THE REQUEST: Output all the material that follows, exactly as given.

DATA EXTRACT:
============================================================

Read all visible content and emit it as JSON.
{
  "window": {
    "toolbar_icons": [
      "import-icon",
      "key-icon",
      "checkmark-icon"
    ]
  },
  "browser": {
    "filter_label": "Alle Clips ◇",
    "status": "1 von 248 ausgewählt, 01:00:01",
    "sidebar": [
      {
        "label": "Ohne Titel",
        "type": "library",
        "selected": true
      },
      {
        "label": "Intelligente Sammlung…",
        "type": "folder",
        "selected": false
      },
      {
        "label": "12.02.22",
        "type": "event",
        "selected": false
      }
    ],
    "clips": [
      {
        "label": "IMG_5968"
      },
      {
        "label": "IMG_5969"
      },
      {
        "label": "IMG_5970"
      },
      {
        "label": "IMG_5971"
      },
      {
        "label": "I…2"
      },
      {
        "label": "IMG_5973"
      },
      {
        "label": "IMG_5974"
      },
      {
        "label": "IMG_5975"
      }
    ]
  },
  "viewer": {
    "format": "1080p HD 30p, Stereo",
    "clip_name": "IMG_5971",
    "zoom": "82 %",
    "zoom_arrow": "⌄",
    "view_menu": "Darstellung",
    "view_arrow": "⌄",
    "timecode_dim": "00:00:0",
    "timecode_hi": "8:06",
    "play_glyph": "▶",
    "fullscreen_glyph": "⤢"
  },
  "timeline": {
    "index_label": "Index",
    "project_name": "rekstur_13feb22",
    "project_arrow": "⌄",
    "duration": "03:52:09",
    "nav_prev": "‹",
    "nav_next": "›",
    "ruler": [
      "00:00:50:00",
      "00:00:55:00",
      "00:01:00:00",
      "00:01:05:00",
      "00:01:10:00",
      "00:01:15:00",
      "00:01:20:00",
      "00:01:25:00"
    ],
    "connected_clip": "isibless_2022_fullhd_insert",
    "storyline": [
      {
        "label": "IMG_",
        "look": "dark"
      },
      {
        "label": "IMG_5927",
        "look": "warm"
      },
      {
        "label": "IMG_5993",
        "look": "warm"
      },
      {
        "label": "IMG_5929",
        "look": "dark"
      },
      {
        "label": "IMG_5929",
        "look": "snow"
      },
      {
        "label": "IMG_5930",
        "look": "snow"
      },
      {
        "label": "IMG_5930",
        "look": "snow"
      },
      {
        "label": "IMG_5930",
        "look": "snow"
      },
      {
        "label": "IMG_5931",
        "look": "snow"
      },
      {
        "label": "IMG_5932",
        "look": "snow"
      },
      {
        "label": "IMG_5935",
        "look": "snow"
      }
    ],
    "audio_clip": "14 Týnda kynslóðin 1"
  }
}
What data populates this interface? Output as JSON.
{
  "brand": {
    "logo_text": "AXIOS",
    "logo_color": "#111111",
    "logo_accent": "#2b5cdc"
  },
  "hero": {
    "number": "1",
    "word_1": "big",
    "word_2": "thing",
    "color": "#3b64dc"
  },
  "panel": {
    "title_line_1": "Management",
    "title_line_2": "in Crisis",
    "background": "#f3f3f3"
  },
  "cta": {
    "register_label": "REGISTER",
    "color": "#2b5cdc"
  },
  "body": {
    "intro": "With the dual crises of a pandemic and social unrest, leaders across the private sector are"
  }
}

============================================================

TASK ANSWER:
Read all visible content and emit it as JSON.
{
  "window": {
    "toolbar_icons": [
      "import-icon",
      "key-icon",
      "checkmark-icon"
    ]
  },
  "browser": {
    "filter_label": "Alle Clips ◇",
    "status": "1 von 248 ausgewählt, 01:00:01",
    "sidebar": [
      {
        "label": "Ohne Titel",
        "type": "library",
        "selected": true
      },
      {
        "label": "Intelligente Sammlung…",
        "type": "folder",
        "selected": false
      },
      {
        "label": "12.02.22",
        "type": "event",
        "selected": false
      }
    ],
    "clips": [
      {
        "label": "IMG_5968"
      },
      {
        "label": "IMG_5969"
      },
      {
        "label": "IMG_5970"
      },
      {
        "label": "IMG_5971"
      },
      {
        "label": "I…2"
      },
      {
        "label": "IMG_5973"
      },
      {
        "label": "IMG_5974"
      },
      {
        "label": "IMG_5975"
      }
    ]
  },
  "viewer": {
    "format": "1080p HD 30p, Stereo",
    "clip_name": "IMG_5971",
    "zoom": "82 %",
    "zoom_arrow": "⌄",
    "view_menu": "Darstellung",
    "view_arrow": "⌄",
    "timecode_dim": "00:00:0",
    "timecode_hi": "8:06",
    "play_glyph": "▶",
    "fullscreen_glyph": "⤢"
  },
  "timeline": {
    "index_label": "Index",
    "project_name": "rekstur_13feb22",
    "project_arrow": "⌄",
    "duration": "03:52:09",
    "nav_prev": "‹",
    "nav_next": "›",
    "ruler": [
      "00:00:50:00",
      "00:00:55:00",
      "00:01:00:00",
      "00:01:05:00",
      "00:01:10:00",
      "00:01:15:00",
      "00:01:20:00",
      "00:01:25:00"
    ],
    "connected_clip": "isibless_2022_fullhd_insert",
    "storyline": [
      {
        "label": "IMG_",
        "look": "dark"
      },
      {
        "label": "IMG_5927",
        "look": "warm"
      },
      {
        "label": "IMG_5993",
        "look": "warm"
      },
      {
        "label": "IMG_5929",
        "look": "dark"
      },
      {
        "label": "IMG_5929",
        "look": "snow"
      },
      {
        "label": "IMG_5930",
        "look": "snow"
      },
      {
        "label": "IMG_5930",
        "look": "snow"
      },
      {
        "label": "IMG_5930",
        "look": "snow"
      },
      {
        "label": "IMG_5931",
        "look": "snow"
      },
      {
        "label": "IMG_5932",
        "look": "snow"
      },
      {
        "label": "IMG_5935",
        "look": "snow"
      }
    ],
    "audio_clip": "14 Týnda kynslóðin 1"
  }
}
What data populates this interface? Output as JSON.
{
  "brand": {
    "logo_text": "AXIOS",
    "logo_color": "#111111",
    "logo_accent": "#2b5cdc"
  },
  "hero": {
    "number": "1",
    "word_1": "big",
    "word_2": "thing",
    "color": "#3b64dc"
  },
  "panel": {
    "title_line_1": "Management",
    "title_line_2": "in Crisis",
    "background": "#f3f3f3"
  },
  "cta": {
    "register_label": "REGISTER",
    "color": "#2b5cdc"
  },
  "body": {
    "intro": "With the dual crises of a pandemic and social unrest, leaders across the private sector are"
  }
}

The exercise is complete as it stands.